• REQUIRED WORK:
Extend the forum post about the proof of Theorem 9 in the floating-point arithmetic paper, starting right after its last sentence.

• SELECTED TEXT:

-- -- --

I was reading What Every Computer Scientist Should Know About Floating-Point Arithmetic, which is extremely interesting. But I have some troubles understanding the proof of Theorem 9 (page 33).

First a pretty trivial question. When the formula $(15)$ say:
$$y - \bar{y} \lt (\beta - 1)(\beta^{-p} + \dots + \beta^{-p-k})$$
Shouldn't it be $\le$ instead of $\lt$, or did I miss something?

More importantly, I do not understand why it say that if $x-\bar{y} \lt 1$, then $\delta = 0$. How can there be no rounding error?

It is then said that:
$$x - y \ge 1.0 - 0.\overbrace{0 \dots 0}^k\overbrace{\rho \dots \rho}^k \; \textrm{with} \; \rho = \beta - 1$$

Why is that so? Can't the difference be arbitrarily small or even $0$? Why would there be as many $\rho$'s as there are $0$'s?

Solution

I'll post some elements of answer to my own question from what I understand. Anyone feel free to make a better, less sloppy answer.

First, there are several versions of this document online. They all have some typographic defects at some point. So when in doubt, better check those 3 versions first.

  • https://www.itu.dk/~sestoft/bachelor/IEEE754_article.pdf



  • https://docs.oracle.com/cd/E19957-01/806-3568/ncg_goldberg.html



  • https://ece.uwaterloo.ca/~dwharder/NumericalAnalysis/02Numerics/Double/paper.pdf



Second, there's a lot of implicit stuff going on with this first actual proof. So let's clarify some of them.

-- -- --

• EXTRACTED ENTRIES:

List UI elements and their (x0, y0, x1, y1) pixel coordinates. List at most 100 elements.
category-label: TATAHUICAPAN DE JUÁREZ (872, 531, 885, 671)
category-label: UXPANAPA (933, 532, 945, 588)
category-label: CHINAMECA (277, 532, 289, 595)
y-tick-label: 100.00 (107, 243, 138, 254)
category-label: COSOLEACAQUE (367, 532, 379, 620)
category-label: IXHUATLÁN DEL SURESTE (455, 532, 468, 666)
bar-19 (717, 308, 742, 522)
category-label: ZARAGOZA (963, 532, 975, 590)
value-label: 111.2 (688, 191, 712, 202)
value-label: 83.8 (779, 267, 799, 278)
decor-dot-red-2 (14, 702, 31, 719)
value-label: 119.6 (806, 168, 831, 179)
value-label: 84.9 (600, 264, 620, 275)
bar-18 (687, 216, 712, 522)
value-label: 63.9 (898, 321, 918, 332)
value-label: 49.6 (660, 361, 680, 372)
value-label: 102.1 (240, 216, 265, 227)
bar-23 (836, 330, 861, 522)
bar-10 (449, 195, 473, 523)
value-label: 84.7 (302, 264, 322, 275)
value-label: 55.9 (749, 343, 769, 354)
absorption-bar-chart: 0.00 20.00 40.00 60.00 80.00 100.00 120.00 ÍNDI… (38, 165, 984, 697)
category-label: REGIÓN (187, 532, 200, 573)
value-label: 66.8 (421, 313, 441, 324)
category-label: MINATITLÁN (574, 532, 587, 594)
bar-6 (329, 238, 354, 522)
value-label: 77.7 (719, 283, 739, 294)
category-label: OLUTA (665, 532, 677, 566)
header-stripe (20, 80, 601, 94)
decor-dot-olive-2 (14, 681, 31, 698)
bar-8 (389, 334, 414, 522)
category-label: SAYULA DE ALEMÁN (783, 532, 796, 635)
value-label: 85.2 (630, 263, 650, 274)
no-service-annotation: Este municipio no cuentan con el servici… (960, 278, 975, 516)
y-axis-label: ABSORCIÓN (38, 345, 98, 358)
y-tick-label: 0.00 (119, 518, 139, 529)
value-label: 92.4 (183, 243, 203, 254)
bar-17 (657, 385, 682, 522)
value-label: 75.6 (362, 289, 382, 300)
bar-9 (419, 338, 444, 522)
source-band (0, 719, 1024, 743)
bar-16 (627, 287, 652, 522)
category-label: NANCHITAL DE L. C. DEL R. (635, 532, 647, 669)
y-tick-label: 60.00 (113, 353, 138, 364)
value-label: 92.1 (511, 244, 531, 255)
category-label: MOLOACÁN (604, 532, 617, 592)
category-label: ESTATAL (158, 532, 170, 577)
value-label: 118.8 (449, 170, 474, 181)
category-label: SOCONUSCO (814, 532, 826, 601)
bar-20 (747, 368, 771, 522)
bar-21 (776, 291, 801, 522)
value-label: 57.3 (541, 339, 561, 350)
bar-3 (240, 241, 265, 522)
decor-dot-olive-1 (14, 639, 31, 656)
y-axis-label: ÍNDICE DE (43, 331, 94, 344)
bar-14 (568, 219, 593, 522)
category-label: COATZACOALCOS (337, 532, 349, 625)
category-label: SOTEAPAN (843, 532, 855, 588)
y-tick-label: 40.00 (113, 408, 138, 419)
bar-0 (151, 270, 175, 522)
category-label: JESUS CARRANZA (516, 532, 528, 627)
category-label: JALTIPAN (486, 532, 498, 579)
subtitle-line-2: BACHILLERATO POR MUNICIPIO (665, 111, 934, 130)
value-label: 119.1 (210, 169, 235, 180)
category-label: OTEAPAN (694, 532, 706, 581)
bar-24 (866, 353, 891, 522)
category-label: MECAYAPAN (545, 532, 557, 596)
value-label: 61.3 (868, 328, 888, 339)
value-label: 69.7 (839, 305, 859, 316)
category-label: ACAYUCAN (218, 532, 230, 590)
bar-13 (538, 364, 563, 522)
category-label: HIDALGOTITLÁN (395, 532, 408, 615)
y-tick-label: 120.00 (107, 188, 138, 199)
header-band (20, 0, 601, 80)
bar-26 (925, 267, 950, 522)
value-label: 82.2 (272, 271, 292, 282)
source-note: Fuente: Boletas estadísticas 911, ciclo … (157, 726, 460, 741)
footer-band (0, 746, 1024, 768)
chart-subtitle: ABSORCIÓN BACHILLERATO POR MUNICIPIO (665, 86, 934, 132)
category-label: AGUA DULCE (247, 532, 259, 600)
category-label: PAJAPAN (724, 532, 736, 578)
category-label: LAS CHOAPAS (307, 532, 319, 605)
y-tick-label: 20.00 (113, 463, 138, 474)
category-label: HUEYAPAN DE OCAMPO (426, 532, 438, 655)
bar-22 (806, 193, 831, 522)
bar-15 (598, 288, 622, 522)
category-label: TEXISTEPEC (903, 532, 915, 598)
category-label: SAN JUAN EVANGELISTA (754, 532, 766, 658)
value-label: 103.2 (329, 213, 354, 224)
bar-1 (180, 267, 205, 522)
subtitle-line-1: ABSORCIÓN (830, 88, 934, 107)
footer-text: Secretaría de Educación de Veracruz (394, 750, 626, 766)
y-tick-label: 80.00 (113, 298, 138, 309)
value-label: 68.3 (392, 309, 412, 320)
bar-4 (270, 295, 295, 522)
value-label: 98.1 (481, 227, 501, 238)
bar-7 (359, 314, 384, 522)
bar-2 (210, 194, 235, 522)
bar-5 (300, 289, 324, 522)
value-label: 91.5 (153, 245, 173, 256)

-- -- --

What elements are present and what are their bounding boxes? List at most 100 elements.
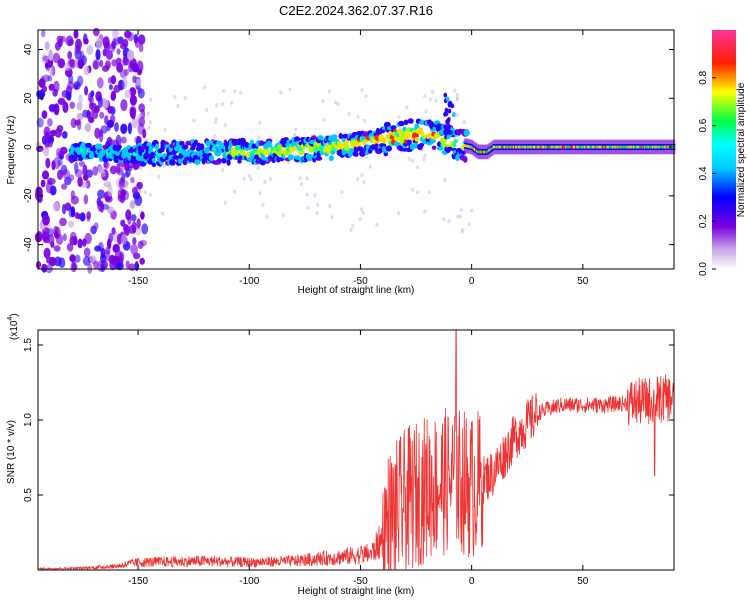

-- -- --

• WRITTEN ANSWER:
Reachable bound of $y - \bar{y}$

I think that, no, the bound on $y - \bar{y}$ cannot be reached. Let's try to go for the worst case with $k = p+1$. Let's assume $p = 6$ and the radix $\beta = 10$.
\begin{align}
y & = \overbrace{0.000000}^{k=7}\overbrace{999999}^{p=6} \\
\bar{y} & = \overbrace{0.000000}^{p+1=7} \\
y - \bar{y} & = 0.000000999999 \\
& = 9 \times (10^{-7}+\dots+10^{-12}) \\
& = (\beta - 1)(\beta^{-p-1}+\dots+\beta^{-p-p}) \\
& \lt (\beta - 1)(\beta^{-p-1}+\dots+\beta^{-p-p}+\beta^{-p-(p+1)}) \\
& \lt (\beta - 1)(\beta^{-p-1}+\dots+\beta^{-p-p}+\beta^{-p-k})
\end{align}

I had to add an extra term to the sum (i.e. an extra digit) to get the same formula as the paper. Hence the $=$ got transformed to $\lt$.

This exact bound simplify the second case of the proof. Although a looser and simpler bound $y - \bar{y} \lt \beta^{-p}$ would be enough for the first case when $x - y \ge 1$.

No rouding error when $x - \bar{y} \lt 1$

The assertion that if $x - \bar{y} \lt 1$, then $\delta = 0$ seems true. The rounding error $\delta$ is the error we introduce by removing the guard digit to produce the final result. This is sometimes needed because $\bar{y}$ has $p+1$ digits and $x - \bar{y}$ might as well have $p+1$ digits.

For instance:
\begin{align}
x & = 2.00000 \\
y & = 0.0123456 \\
\bar{y} & = 0.012345 \\
x - \bar{y} & = 1.987655
\end{align}
The result has $7$ digits therefore has to be rounded to $6$ digits.

But when $x - \bar{y} \lt 1$ then the result starts with the digit $0$. Meaning that at most only $p$ significant digits remain from the $p+1$ digits used to perform the subtraction. For example:
\begin{align}
x & = 1.00000 \\
y & = 0.0123456 \\
\bar{y} & = 0.012345 \\
x - \bar{y} & = 0.987655
\end{align}
The result $x - \bar{y}$ already has 6 digits. So no rounding error need to be introduced.

However, it is worth noting that this doesn't change anything to the error introduced by truncating $y$ to $\bar{y}$.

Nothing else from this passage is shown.